**WHAT YOU HAVE TO DO**. Which lines of the listing hold the string "replication"? Show each of them.

**DATA FOR THIS TASK**.
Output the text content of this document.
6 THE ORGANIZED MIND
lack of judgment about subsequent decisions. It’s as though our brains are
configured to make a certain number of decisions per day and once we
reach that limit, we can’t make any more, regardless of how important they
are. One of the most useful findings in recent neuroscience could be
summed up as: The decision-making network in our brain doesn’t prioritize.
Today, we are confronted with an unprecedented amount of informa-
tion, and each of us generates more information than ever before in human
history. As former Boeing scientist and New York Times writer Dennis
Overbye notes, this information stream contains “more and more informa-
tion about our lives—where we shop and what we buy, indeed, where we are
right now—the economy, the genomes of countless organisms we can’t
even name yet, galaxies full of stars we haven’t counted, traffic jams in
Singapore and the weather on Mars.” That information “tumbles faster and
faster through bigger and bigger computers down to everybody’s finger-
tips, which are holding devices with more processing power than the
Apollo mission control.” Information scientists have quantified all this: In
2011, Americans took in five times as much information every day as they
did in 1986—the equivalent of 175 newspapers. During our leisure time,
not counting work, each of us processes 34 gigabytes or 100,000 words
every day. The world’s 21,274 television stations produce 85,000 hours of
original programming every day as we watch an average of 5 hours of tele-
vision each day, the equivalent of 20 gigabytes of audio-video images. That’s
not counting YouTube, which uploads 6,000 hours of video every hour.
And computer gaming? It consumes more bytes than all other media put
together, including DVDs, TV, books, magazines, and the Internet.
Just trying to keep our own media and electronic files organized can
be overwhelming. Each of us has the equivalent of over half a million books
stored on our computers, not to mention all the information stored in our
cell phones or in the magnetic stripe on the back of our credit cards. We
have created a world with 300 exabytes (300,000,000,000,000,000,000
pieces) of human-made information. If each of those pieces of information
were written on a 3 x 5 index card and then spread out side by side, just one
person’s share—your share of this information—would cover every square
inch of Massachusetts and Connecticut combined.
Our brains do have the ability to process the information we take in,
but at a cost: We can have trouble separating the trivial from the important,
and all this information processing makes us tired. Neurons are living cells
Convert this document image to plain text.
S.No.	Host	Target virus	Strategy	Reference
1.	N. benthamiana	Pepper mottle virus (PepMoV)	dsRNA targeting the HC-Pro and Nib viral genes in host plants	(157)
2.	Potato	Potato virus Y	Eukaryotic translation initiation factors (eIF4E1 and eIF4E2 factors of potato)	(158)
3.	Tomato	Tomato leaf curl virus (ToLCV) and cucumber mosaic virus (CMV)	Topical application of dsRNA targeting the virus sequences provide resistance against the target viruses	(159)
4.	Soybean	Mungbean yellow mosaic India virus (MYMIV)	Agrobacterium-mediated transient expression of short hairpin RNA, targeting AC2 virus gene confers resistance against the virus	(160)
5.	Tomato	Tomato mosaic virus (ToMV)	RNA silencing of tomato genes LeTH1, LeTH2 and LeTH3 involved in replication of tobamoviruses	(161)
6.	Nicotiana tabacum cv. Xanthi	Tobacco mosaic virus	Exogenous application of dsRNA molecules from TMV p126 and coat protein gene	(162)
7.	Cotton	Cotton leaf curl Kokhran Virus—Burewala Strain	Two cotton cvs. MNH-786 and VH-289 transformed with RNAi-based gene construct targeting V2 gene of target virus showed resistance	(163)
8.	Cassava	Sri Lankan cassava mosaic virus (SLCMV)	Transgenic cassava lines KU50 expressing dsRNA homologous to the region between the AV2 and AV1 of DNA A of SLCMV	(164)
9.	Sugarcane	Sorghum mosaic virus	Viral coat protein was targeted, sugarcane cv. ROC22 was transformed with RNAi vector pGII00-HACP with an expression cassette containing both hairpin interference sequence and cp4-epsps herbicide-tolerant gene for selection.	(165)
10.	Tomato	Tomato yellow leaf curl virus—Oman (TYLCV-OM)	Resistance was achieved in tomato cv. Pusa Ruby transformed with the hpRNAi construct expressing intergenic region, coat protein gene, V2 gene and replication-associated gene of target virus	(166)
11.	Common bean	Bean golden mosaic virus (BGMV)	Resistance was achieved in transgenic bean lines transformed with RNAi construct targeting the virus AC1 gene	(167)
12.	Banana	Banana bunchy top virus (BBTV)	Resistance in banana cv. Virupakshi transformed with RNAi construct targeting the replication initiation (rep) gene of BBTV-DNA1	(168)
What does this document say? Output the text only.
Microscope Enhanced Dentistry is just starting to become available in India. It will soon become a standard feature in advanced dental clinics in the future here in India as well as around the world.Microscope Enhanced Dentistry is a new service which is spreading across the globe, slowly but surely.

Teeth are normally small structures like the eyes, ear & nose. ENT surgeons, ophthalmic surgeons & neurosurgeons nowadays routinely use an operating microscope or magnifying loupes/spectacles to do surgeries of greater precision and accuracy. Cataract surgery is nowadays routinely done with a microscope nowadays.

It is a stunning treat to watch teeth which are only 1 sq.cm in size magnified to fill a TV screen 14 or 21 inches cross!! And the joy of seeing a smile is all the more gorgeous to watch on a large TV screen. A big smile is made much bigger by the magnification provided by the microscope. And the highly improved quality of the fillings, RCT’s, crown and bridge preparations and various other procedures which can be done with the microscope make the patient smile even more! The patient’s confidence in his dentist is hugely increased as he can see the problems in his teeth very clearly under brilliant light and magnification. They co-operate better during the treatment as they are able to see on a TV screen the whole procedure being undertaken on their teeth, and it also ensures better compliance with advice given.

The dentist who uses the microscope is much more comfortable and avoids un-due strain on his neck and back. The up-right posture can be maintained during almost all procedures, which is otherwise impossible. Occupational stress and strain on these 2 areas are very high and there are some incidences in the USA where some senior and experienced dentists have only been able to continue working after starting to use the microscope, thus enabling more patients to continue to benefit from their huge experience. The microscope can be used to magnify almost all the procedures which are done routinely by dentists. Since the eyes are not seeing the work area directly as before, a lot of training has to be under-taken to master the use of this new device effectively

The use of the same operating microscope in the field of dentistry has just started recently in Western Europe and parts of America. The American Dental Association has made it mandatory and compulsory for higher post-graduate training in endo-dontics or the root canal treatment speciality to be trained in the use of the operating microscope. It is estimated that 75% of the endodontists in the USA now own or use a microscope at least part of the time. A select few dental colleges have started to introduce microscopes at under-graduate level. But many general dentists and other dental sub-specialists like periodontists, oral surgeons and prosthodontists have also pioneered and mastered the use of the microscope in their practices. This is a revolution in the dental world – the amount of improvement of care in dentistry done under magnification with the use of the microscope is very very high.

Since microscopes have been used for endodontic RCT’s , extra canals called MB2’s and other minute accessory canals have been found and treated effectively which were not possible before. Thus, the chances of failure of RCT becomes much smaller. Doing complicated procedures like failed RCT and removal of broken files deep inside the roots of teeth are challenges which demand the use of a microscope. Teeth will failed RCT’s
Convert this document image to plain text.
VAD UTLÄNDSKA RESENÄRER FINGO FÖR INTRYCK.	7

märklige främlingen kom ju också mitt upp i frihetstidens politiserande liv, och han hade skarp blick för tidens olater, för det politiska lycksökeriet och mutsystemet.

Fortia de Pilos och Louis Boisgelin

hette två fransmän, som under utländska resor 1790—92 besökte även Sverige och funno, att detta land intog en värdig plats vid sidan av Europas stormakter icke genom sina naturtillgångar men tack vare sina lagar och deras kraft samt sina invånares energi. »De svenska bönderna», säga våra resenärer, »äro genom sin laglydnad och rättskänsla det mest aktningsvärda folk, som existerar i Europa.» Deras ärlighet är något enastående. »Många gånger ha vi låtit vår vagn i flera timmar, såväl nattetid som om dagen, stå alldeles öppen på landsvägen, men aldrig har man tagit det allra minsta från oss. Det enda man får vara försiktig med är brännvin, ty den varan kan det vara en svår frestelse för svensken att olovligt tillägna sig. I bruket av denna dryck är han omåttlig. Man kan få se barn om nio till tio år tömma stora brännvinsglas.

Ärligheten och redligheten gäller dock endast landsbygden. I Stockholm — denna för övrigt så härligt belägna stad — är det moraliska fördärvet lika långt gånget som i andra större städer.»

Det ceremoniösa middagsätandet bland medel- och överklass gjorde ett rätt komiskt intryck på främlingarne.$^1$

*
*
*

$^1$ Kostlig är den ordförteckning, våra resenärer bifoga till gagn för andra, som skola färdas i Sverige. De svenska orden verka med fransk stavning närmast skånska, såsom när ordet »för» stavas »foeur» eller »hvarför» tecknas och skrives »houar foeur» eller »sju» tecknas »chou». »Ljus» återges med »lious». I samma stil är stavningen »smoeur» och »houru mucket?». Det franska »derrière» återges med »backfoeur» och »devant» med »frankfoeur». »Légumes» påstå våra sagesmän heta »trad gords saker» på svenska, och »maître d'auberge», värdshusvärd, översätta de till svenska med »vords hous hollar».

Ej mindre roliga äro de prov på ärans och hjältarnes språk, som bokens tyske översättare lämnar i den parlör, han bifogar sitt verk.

**OUTPUT FOR THIS TASK**.
5.	Tomato	Tomato mosaic virus (ToMV)	RNA silencing of tomato genes LeTH1, LeTH2 and LeTH3 involved in replication of tobamoviruses	(161)
10.	Tomato	Tomato yellow leaf curl virus—Oman (TYLCV-OM)	Resistance was achieved in tomato cv. Pusa Ruby transformed with the hpRNAi construct expressing intergenic region, coat protein gene, V2 gene and replication-associated gene of target virus	(166)
12.	Banana	Banana bunchy top virus (BBTV)	Resistance in banana cv. Virupakshi transformed with RNAi construct targeting the replication initiation (rep) gene of BBTV-DNA1	(168)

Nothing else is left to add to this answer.